[BEGIN DATASET EXCERPTS]

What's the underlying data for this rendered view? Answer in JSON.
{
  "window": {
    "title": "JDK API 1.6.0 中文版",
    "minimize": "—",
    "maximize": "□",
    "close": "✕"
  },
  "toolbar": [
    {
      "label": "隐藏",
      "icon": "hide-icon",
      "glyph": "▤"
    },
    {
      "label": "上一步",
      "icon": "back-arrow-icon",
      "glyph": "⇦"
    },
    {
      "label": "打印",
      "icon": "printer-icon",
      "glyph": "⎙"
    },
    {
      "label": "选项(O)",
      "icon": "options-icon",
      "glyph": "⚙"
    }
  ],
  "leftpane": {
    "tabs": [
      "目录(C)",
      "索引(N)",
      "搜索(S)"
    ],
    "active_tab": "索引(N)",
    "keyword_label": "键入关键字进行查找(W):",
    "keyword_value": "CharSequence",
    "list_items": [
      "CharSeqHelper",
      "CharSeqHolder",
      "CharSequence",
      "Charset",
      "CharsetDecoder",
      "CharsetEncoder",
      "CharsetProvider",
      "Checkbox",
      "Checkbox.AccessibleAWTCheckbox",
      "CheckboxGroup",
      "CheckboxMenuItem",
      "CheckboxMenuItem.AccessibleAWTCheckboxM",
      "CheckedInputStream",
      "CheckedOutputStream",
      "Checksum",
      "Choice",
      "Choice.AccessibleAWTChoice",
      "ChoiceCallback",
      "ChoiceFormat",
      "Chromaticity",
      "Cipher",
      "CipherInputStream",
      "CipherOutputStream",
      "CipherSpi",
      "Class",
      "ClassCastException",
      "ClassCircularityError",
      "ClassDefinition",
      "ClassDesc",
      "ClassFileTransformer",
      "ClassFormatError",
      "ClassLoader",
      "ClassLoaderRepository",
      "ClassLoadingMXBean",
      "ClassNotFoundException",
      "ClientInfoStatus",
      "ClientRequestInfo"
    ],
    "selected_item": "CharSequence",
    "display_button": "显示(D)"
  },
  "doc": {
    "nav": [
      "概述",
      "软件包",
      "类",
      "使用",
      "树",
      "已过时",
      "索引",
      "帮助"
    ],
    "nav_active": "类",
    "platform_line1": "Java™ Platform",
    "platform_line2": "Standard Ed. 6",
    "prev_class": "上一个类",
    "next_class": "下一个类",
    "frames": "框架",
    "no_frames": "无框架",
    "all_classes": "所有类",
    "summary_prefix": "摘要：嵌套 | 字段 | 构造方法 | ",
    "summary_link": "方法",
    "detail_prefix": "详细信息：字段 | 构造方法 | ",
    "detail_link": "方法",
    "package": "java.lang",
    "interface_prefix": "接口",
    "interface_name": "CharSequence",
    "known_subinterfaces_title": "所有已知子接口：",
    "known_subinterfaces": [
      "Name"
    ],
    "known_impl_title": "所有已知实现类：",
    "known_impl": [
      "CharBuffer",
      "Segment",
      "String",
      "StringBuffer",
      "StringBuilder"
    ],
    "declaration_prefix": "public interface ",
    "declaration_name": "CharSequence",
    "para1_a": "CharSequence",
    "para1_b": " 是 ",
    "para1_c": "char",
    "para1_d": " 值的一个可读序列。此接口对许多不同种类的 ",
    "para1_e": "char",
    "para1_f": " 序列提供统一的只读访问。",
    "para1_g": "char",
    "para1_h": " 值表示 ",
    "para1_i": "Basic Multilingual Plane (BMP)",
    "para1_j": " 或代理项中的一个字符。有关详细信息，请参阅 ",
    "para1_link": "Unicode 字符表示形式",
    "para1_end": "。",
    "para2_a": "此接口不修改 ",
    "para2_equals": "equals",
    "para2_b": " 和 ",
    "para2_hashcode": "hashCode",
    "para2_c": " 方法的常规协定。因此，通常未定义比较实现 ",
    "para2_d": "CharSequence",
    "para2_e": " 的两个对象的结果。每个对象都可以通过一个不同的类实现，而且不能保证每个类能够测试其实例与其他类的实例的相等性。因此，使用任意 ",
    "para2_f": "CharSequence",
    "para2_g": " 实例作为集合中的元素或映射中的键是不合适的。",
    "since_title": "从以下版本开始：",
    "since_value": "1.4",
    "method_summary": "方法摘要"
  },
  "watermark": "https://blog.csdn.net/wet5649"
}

[END DATASET EXCERPTS]

Write every line of the material above again, exactly.

What's the underlying data for this rendered view? Answer in JSON.
{
  "window": {
    "title": "JDK API 1.6.0 中文版",
    "minimize": "—",
    "maximize": "□",
    "close": "✕"
  },
  "toolbar": [
    {
      "label": "隐藏",
      "icon": "hide-icon",
      "glyph": "▤"
    },
    {
      "label": "上一步",
      "icon": "back-arrow-icon",
      "glyph": "⇦"
    },
    {
      "label": "打印",
      "icon": "printer-icon",
      "glyph": "⎙"
    },
    {
      "label": "选项(O)",
      "icon": "options-icon",
      "glyph": "⚙"
    }
  ],
  "leftpane": {
    "tabs": [
      "目录(C)",
      "索引(N)",
      "搜索(S)"
    ],
    "active_tab": "索引(N)",
    "keyword_label": "键入关键字进行查找(W):",
    "keyword_value": "CharSequence",
    "list_items": [
      "CharSeqHelper",
      "CharSeqHolder",
      "CharSequence",
      "Charset",
      "CharsetDecoder",
      "CharsetEncoder",
      "CharsetProvider",
      "Checkbox",
      "Checkbox.AccessibleAWTCheckbox",
      "CheckboxGroup",
      "CheckboxMenuItem",
      "CheckboxMenuItem.AccessibleAWTCheckboxM",
      "CheckedInputStream",
      "CheckedOutputStream",
      "Checksum",
      "Choice",
      "Choice.AccessibleAWTChoice",
      "ChoiceCallback",
      "ChoiceFormat",
      "Chromaticity",
      "Cipher",
      "CipherInputStream",
      "CipherOutputStream",
      "CipherSpi",
      "Class",
      "ClassCastException",
      "ClassCircularityError",
      "ClassDefinition",
      "ClassDesc",
      "ClassFileTransformer",
      "ClassFormatError",
      "ClassLoader",
      "ClassLoaderRepository",
      "ClassLoadingMXBean",
      "ClassNotFoundException",
      "ClientInfoStatus",
      "ClientRequestInfo"
    ],
    "selected_item": "CharSequence",
    "display_button": "显示(D)"
  },
  "doc": {
    "nav": [
      "概述",
      "软件包",
      "类",
      "使用",
      "树",
      "已过时",
      "索引",
      "帮助"
    ],
    "nav_active": "类",
    "platform_line1": "Java™ Platform",
    "platform_line2": "Standard Ed. 6",
    "prev_class": "上一个类",
    "next_class": "下一个类",
    "frames": "框架",
    "no_frames": "无框架",
    "all_classes": "所有类",
    "summary_prefix": "摘要：嵌套 | 字段 | 构造方法 | ",
    "summary_link": "方法",
    "detail_prefix": "详细信息：字段 | 构造方法 | ",
    "detail_link": "方法",
    "package": "java.lang",
    "interface_prefix": "接口",
    "interface_name": "CharSequence",
    "known_subinterfaces_title": "所有已知子接口：",
    "known_subinterfaces": [
      "Name"
    ],
    "known_impl_title": "所有已知实现类：",
    "known_impl": [
      "CharBuffer",
      "Segment",
      "String",
      "StringBuffer",
      "StringBuilder"
    ],
    "declaration_prefix": "public interface ",
    "declaration_name": "CharSequence",
    "para1_a": "CharSequence",
    "para1_b": " 是 ",
    "para1_c": "char",
    "para1_d": " 值的一个可读序列。此接口对许多不同种类的 ",
    "para1_e": "char",
    "para1_f": " 序列提供统一的只读访问。",
    "para1_g": "char",
    "para1_h": " 值表示 ",
    "para1_i": "Basic Multilingual Plane (BMP)",
    "para1_j": " 或代理项中的一个字符。有关详细信息，请参阅 ",
    "para1_link": "Unicode 字符表示形式",
    "para1_end": "。",
    "para2_a": "此接口不修改 ",
    "para2_equals": "equals",
    "para2_b": " 和 ",
    "para2_hashcode": "hashCode",
    "para2_c": " 方法的常规协定。因此，通常未定义比较实现 ",
    "para2_d": "CharSequence",
    "para2_e": " 的两个对象的结果。每个对象都可以通过一个不同的类实现，而且不能保证每个类能够测试其实例与其他类的实例的相等性。因此，使用任意 ",
    "para2_f": "CharSequence",
    "para2_g": " 实例作为集合中的元素或映射中的键是不合适的。",
    "since_title": "从以下版本开始：",
    "since_value": "1.4",
    "method_summary": "方法摘要"
  },
  "watermark": "https://blog.csdn.net/wet5649"
}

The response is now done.